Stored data
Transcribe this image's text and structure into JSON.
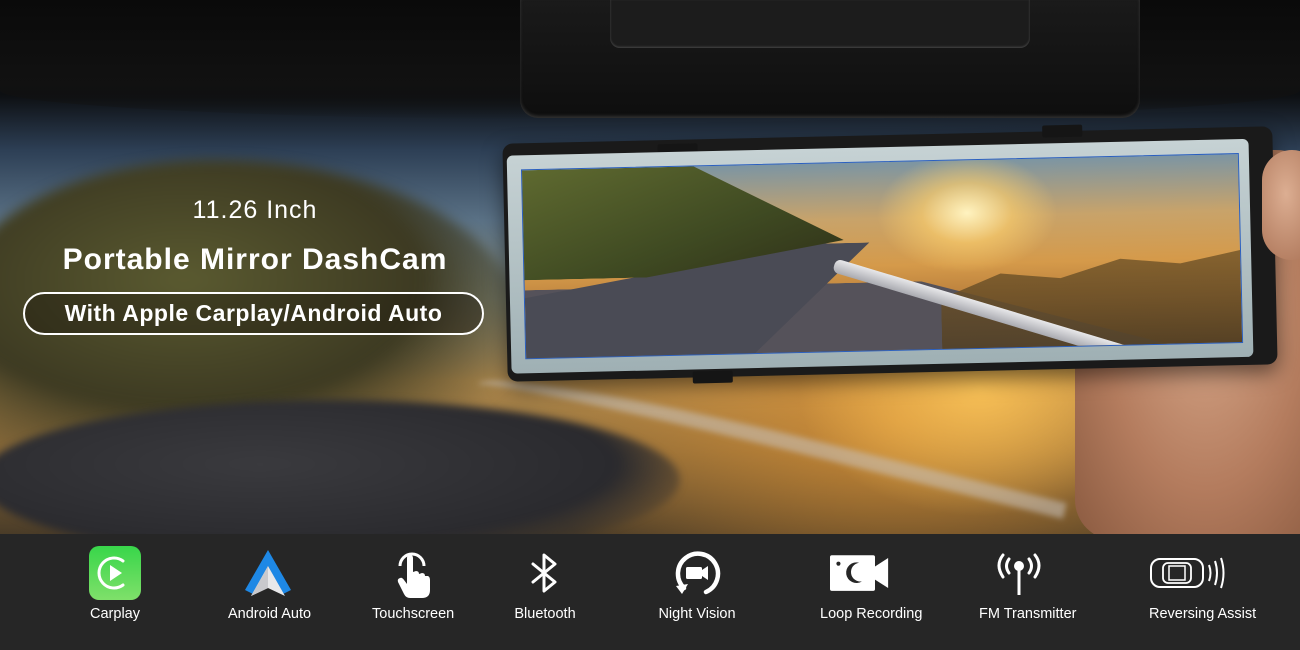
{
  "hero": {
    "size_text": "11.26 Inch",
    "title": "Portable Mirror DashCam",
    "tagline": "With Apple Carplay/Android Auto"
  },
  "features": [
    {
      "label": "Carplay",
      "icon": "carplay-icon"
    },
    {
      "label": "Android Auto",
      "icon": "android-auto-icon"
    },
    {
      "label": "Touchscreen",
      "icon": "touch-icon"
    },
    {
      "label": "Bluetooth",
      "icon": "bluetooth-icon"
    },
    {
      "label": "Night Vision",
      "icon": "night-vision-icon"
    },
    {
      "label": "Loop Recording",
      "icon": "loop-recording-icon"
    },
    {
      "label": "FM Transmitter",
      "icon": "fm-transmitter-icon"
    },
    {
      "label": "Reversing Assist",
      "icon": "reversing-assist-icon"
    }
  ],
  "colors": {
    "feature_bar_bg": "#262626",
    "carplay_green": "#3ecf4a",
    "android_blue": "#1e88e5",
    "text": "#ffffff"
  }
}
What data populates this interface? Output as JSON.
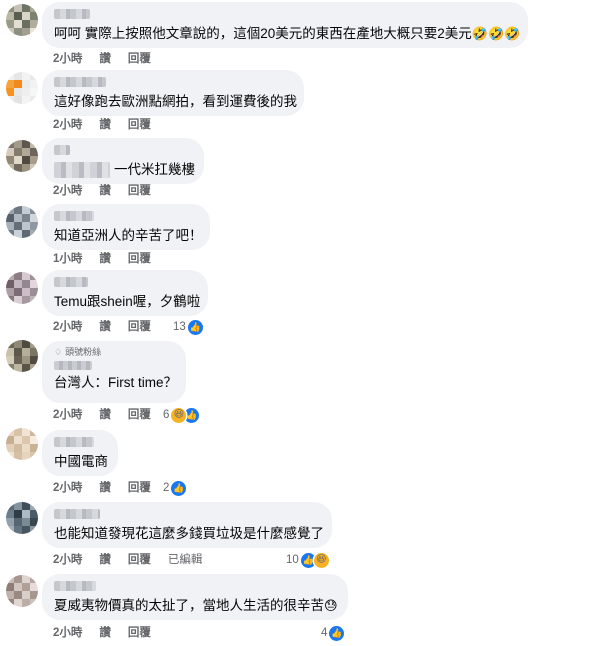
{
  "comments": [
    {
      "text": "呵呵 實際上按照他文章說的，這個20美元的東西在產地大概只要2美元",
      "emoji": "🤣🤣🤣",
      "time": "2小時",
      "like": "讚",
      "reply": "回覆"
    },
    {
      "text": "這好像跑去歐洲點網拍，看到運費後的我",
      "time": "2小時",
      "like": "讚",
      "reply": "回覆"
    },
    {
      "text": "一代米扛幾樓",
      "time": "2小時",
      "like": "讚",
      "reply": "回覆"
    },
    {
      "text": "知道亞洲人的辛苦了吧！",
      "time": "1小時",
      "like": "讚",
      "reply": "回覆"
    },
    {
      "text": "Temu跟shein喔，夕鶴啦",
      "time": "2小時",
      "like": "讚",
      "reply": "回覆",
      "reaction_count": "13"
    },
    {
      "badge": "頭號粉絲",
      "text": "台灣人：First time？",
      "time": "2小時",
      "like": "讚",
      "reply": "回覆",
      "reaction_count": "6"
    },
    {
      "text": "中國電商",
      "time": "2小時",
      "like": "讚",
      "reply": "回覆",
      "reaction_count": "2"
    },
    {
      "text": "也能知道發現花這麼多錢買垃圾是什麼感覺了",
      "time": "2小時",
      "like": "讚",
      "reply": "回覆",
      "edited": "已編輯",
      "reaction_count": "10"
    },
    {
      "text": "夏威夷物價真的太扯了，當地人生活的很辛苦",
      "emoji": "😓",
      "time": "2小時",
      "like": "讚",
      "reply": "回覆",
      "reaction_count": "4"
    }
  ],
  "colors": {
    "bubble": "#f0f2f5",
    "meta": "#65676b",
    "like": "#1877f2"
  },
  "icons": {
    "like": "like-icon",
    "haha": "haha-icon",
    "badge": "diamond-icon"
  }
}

## SET EXERCISE:
Make an exact copy of every entry above, minus the images.

## FULL OUTPUT:
Transcribe this image's text and structure into JSON.
{
  "hero": {
    "size_text": "11.26 Inch",
    "title": "Portable Mirror DashCam",
    "tagline": "With Apple Carplay/Android Auto"
  },
  "features": [
    {
      "label": "Carplay",
      "icon": "carplay-icon"
    },
    {
      "label": "Android Auto",
      "icon": "android-auto-icon"
    },
    {
      "label": "Touchscreen",
      "icon": "touch-icon"
    },
    {
      "label": "Bluetooth",
      "icon": "bluetooth-icon"
    },
    {
      "label": "Night Vision",
      "icon": "night-vision-icon"
    },
    {
      "label": "Loop Recording",
      "icon": "loop-recording-icon"
    },
    {
      "label": "FM Transmitter",
      "icon": "fm-transmitter-icon"
    },
    {
      "label": "Reversing Assist",
      "icon": "reversing-assist-icon"
    }
  ],
  "colors": {
    "feature_bar_bg": "#262626",
    "carplay_green": "#3ecf4a",
    "android_blue": "#1e88e5",
    "text": "#ffffff"
  }
}
What data populates this interface? Output as JSON.
{
  "comments": [
    {
      "text": "呵呵 實際上按照他文章說的，這個20美元的東西在產地大概只要2美元",
      "emoji": "🤣🤣🤣",
      "time": "2小時",
      "like": "讚",
      "reply": "回覆"
    },
    {
      "text": "這好像跑去歐洲點網拍，看到運費後的我",
      "time": "2小時",
      "like": "讚",
      "reply": "回覆"
    },
    {
      "text": "一代米扛幾樓",
      "time": "2小時",
      "like": "讚",
      "reply": "回覆"
    },
    {
      "text": "知道亞洲人的辛苦了吧！",
      "time": "1小時",
      "like": "讚",
      "reply": "回覆"
    },
    {
      "text": "Temu跟shein喔，夕鶴啦",
      "time": "2小時",
      "like": "讚",
      "reply": "回覆",
      "reaction_count": "13"
    },
    {
      "badge": "頭號粉絲",
      "text": "台灣人：First time？",
      "time": "2小時",
      "like": "讚",
      "reply": "回覆",
      "reaction_count": "6"
    },
    {
      "text": "中國電商",
      "time": "2小時",
      "like": "讚",
      "reply": "回覆",
      "reaction_count": "2"
    },
    {
      "text": "也能知道發現花這麼多錢買垃圾是什麼感覺了",
      "time": "2小時",
      "like": "讚",
      "reply": "回覆",
      "edited": "已編輯",
      "reaction_count": "10"
    },
    {
      "text": "夏威夷物價真的太扯了，當地人生活的很辛苦",
      "emoji": "😓",
      "time": "2小時",
      "like": "讚",
      "reply": "回覆",
      "reaction_count": "4"
    }
  ],
  "colors": {
    "bubble": "#f0f2f5",
    "meta": "#65676b",
    "like": "#1877f2"
  },
  "icons": {
    "like": "like-icon",
    "haha": "haha-icon",
    "badge": "diamond-icon"
  }
}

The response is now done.